WHAT IS EXPECTED - Every entry that follows needs to be repeated exactly.

****

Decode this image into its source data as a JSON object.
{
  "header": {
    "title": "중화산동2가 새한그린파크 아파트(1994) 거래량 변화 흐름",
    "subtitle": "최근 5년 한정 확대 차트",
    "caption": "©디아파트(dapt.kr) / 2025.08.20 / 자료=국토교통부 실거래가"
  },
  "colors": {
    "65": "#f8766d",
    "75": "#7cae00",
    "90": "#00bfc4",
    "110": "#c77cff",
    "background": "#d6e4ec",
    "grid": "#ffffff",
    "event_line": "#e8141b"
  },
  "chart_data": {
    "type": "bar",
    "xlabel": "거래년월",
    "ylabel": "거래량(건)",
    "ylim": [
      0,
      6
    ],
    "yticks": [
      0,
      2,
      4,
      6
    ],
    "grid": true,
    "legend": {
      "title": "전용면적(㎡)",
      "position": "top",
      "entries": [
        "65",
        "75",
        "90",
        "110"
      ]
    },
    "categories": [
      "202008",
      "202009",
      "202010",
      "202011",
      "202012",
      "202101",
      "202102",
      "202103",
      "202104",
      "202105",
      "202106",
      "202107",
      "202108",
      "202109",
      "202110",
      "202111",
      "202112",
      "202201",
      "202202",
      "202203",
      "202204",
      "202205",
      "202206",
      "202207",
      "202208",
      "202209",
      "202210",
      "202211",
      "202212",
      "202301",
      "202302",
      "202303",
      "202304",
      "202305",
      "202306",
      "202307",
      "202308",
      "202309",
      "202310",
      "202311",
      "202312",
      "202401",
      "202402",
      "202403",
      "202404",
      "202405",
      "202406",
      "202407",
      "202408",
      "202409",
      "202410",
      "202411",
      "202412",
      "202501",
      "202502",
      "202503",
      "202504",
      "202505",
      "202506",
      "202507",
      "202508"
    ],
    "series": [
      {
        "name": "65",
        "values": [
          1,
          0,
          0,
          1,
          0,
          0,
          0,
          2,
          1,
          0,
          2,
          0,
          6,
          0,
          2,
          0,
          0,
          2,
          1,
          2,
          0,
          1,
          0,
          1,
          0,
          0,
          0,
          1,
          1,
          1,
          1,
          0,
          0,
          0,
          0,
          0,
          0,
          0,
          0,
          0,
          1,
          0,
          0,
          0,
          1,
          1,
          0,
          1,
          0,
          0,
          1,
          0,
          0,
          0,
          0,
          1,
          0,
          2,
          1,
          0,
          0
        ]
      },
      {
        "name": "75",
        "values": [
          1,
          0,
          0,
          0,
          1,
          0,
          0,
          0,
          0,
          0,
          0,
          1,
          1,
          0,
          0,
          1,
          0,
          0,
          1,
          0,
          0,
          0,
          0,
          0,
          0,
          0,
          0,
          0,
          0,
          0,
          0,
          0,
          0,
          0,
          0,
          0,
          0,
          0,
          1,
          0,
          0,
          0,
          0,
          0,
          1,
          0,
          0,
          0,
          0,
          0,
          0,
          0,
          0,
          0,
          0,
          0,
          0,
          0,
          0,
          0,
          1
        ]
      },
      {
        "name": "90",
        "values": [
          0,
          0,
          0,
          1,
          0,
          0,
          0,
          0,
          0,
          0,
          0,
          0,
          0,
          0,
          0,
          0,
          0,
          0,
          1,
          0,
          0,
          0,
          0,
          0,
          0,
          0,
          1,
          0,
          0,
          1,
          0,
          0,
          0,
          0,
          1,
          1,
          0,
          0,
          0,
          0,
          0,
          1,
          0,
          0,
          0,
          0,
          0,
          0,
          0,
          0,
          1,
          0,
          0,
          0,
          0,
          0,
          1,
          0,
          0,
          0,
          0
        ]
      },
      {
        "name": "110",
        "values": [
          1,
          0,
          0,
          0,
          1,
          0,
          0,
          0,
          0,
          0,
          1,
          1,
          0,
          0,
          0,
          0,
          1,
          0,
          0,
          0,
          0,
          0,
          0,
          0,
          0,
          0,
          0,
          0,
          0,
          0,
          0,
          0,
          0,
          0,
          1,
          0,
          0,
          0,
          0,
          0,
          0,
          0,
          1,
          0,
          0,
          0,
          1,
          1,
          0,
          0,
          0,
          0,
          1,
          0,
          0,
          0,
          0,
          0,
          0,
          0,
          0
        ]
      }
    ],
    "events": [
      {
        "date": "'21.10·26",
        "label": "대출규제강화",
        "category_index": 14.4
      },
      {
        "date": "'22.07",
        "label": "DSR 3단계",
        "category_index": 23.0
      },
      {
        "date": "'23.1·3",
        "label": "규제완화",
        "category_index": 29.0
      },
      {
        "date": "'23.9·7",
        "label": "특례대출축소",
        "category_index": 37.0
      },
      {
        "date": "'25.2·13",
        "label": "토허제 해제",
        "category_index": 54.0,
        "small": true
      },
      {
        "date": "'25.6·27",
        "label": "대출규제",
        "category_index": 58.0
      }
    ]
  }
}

****

OUTPUT FOR THIS TASK -
Decode this image into its source data as a JSON object.
{
  "header": {
    "title": "중화산동2가 새한그린파크 아파트(1994) 거래량 변화 흐름",
    "subtitle": "최근 5년 한정 확대 차트",
    "caption": "©디아파트(dapt.kr) / 2025.08.20 / 자료=국토교통부 실거래가"
  },
  "colors": {
    "65": "#f8766d",
    "75": "#7cae00",
    "90": "#00bfc4",
    "110": "#c77cff",
    "background": "#d6e4ec",
    "grid": "#ffffff",
    "event_line": "#e8141b"
  },
  "chart_data": {
    "type": "bar",
    "xlabel": "거래년월",
    "ylabel": "거래량(건)",
    "ylim": [
      0,
      6
    ],
    "yticks": [
      0,
      2,
      4,
      6
    ],
    "grid": true,
    "legend": {
      "title": "전용면적(㎡)",
      "position": "top",
      "entries": [
        "65",
        "75",
        "90",
        "110"
      ]
    },
    "categories": [
      "202008",
      "202009",
      "202010",
      "202011",
      "202012",
      "202101",
      "202102",
      "202103",
      "202104",
      "202105",
      "202106",
      "202107",
      "202108",
      "202109",
      "202110",
      "202111",
      "202112",
      "202201",
      "202202",
      "202203",
      "202204",
      "202205",
      "202206",
      "202207",
      "202208",
      "202209",
      "202210",
      "202211",
      "202212",
      "202301",
      "202302",
      "202303",
      "202304",
      "202305",
      "202306",
      "202307",
      "202308",
      "202309",
      "202310",
      "202311",
      "202312",
      "202401",
      "202402",
      "202403",
      "202404",
      "202405",
      "202406",
      "202407",
      "202408",
      "202409",
      "202410",
      "202411",
      "202412",
      "202501",
      "202502",
      "202503",
      "202504",
      "202505",
      "202506",
      "202507",
      "202508"
    ],
    "series": [
      {
        "name": "65",
        "values": [
          1,
          0,
          0,
          1,
          0,
          0,
          0,
          2,
          1,
          0,
          2,
          0,
          6,
          0,
          2,
          0,
          0,
          2,
          1,
          2,
          0,
          1,
          0,
          1,
          0,
          0,
          0,
          1,
          1,
          1,
          1,
          0,
          0,
          0,
          0,
          0,
          0,
          0,
          0,
          0,
          1,
          0,
          0,
          0,
          1,
          1,
          0,
          1,
          0,
          0,
          1,
          0,
          0,
          0,
          0,
          1,
          0,
          2,
          1,
          0,
          0
        ]
      },
      {
        "name": "75",
        "values": [
          1,
          0,
          0,
          0,
          1,
          0,
          0,
          0,
          0,
          0,
          0,
          1,
          1,
          0,
          0,
          1,
          0,
          0,
          1,
          0,
          0,
          0,
          0,
          0,
          0,
          0,
          0,
          0,
          0,
          0,
          0,
          0,
          0,
          0,
          0,
          0,
          0,
          0,
          1,
          0,
          0,
          0,
          0,
          0,
          1,
          0,
          0,
          0,
          0,
          0,
          0,
          0,
          0,
          0,
          0,
          0,
          0,
          0,
          0,
          0,
          1
        ]
      },
      {
        "name": "90",
        "values": [
          0,
          0,
          0,
          1,
          0,
          0,
          0,
          0,
          0,
          0,
          0,
          0,
          0,
          0,
          0,
          0,
          0,
          0,
          1,
          0,
          0,
          0,
          0,
          0,
          0,
          0,
          1,
          0,
          0,
          1,
          0,
          0,
          0,
          0,
          1,
          1,
          0,
          0,
          0,
          0,
          0,
          1,
          0,
          0,
          0,
          0,
          0,
          0,
          0,
          0,
          1,
          0,
          0,
          0,
          0,
          0,
          1,
          0,
          0,
          0,
          0
        ]
      },
      {
        "name": "110",
        "values": [
          1,
          0,
          0,
          0,
          1,
          0,
          0,
          0,
          0,
          0,
          1,
          1,
          0,
          0,
          0,
          0,
          1,
          0,
          0,
          0,
          0,
          0,
          0,
          0,
          0,
          0,
          0,
          0,
          0,
          0,
          0,
          0,
          0,
          0,
          1,
          0,
          0,
          0,
          0,
          0,
          0,
          0,
          1,
          0,
          0,
          0,
          1,
          1,
          0,
          0,
          0,
          0,
          1,
          0,
          0,
          0,
          0,
          0,
          0,
          0,
          0
        ]
      }
    ],
    "events": [
      {
        "date": "'21.10·26",
        "label": "대출규제강화",
        "category_index": 14.4
      },
      {
        "date": "'22.07",
        "label": "DSR 3단계",
        "category_index": 23.0
      },
      {
        "date": "'23.1·3",
        "label": "규제완화",
        "category_index": 29.0
      },
      {
        "date": "'23.9·7",
        "label": "특례대출축소",
        "category_index": 37.0
      },
      {
        "date": "'25.2·13",
        "label": "토허제 해제",
        "category_index": 54.0,
        "small": true
      },
      {
        "date": "'25.6·27",
        "label": "대출규제",
        "category_index": 58.0
      }
    ]
  }
}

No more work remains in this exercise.